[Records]
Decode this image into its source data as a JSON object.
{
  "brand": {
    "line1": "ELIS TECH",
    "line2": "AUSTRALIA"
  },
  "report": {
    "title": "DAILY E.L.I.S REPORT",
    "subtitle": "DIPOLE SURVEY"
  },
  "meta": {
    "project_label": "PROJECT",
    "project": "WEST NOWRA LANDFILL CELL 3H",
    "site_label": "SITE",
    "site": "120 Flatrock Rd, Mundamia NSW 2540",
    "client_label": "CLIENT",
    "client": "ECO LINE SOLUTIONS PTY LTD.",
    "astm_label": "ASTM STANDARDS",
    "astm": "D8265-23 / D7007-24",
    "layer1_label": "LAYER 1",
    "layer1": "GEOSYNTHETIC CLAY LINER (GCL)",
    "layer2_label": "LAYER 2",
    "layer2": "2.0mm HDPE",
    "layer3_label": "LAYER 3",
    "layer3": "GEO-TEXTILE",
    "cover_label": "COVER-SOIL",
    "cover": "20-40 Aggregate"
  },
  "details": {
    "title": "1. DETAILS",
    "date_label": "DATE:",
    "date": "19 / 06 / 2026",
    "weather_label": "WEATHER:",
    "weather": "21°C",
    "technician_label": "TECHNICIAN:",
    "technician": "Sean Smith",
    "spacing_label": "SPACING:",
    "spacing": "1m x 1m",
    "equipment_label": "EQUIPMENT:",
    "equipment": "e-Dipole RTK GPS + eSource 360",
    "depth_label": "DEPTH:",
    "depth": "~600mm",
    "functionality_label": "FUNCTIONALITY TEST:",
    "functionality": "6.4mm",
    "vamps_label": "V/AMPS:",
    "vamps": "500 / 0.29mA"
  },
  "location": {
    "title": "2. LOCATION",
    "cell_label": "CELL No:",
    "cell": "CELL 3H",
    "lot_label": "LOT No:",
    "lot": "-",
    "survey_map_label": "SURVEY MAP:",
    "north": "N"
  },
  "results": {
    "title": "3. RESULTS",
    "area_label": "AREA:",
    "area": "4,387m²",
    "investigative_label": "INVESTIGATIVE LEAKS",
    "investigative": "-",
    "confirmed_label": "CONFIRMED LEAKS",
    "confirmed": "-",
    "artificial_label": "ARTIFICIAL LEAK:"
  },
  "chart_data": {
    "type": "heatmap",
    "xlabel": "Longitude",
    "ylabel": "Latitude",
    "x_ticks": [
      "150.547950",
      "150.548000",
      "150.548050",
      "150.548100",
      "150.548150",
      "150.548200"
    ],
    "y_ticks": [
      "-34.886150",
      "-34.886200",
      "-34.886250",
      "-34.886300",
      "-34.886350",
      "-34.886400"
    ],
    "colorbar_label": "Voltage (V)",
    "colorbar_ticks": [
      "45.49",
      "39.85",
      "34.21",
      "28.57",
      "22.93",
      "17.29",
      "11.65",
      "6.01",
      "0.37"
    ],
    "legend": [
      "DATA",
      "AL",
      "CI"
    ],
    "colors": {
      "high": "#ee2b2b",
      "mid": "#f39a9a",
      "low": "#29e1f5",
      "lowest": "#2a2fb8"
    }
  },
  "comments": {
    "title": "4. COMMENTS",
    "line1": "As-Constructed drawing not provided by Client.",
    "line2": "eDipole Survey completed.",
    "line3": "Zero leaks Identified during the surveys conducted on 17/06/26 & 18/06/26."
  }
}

■ **PROBLEM DESCRIPTION**
Go through the material above line by line and copy it exactly.

■ **THE RESPONSE**
Decode this image into its source data as a JSON object.
{
  "brand": {
    "line1": "ELIS TECH",
    "line2": "AUSTRALIA"
  },
  "report": {
    "title": "DAILY E.L.I.S REPORT",
    "subtitle": "DIPOLE SURVEY"
  },
  "meta": {
    "project_label": "PROJECT",
    "project": "WEST NOWRA LANDFILL CELL 3H",
    "site_label": "SITE",
    "site": "120 Flatrock Rd, Mundamia NSW 2540",
    "client_label": "CLIENT",
    "client": "ECO LINE SOLUTIONS PTY LTD.",
    "astm_label": "ASTM STANDARDS",
    "astm": "D8265-23 / D7007-24",
    "layer1_label": "LAYER 1",
    "layer1": "GEOSYNTHETIC CLAY LINER (GCL)",
    "layer2_label": "LAYER 2",
    "layer2": "2.0mm HDPE",
    "layer3_label": "LAYER 3",
    "layer3": "GEO-TEXTILE",
    "cover_label": "COVER-SOIL",
    "cover": "20-40 Aggregate"
  },
  "details": {
    "title": "1. DETAILS",
    "date_label": "DATE:",
    "date": "19 / 06 / 2026",
    "weather_label": "WEATHER:",
    "weather": "21°C",
    "technician_label": "TECHNICIAN:",
    "technician": "Sean Smith",
    "spacing_label": "SPACING:",
    "spacing": "1m x 1m",
    "equipment_label": "EQUIPMENT:",
    "equipment": "e-Dipole RTK GPS + eSource 360",
    "depth_label": "DEPTH:",
    "depth": "~600mm",
    "functionality_label": "FUNCTIONALITY TEST:",
    "functionality": "6.4mm",
    "vamps_label": "V/AMPS:",
    "vamps": "500 / 0.29mA"
  },
  "location": {
    "title": "2. LOCATION",
    "cell_label": "CELL No:",
    "cell": "CELL 3H",
    "lot_label": "LOT No:",
    "lot": "-",
    "survey_map_label": "SURVEY MAP:",
    "north": "N"
  },
  "results": {
    "title": "3. RESULTS",
    "area_label": "AREA:",
    "area": "4,387m²",
    "investigative_label": "INVESTIGATIVE LEAKS",
    "investigative": "-",
    "confirmed_label": "CONFIRMED LEAKS",
    "confirmed": "-",
    "artificial_label": "ARTIFICIAL LEAK:"
  },
  "chart_data": {
    "type": "heatmap",
    "xlabel": "Longitude",
    "ylabel": "Latitude",
    "x_ticks": [
      "150.547950",
      "150.548000",
      "150.548050",
      "150.548100",
      "150.548150",
      "150.548200"
    ],
    "y_ticks": [
      "-34.886150",
      "-34.886200",
      "-34.886250",
      "-34.886300",
      "-34.886350",
      "-34.886400"
    ],
    "colorbar_label": "Voltage (V)",
    "colorbar_ticks": [
      "45.49",
      "39.85",
      "34.21",
      "28.57",
      "22.93",
      "17.29",
      "11.65",
      "6.01",
      "0.37"
    ],
    "legend": [
      "DATA",
      "AL",
      "CI"
    ],
    "colors": {
      "high": "#ee2b2b",
      "mid": "#f39a9a",
      "low": "#29e1f5",
      "lowest": "#2a2fb8"
    }
  },
  "comments": {
    "title": "4. COMMENTS",
    "line1": "As-Constructed drawing not provided by Client.",
    "line2": "eDipole Survey completed.",
    "line3": "Zero leaks Identified during the surveys conducted on 17/06/26 & 18/06/26."
  }
}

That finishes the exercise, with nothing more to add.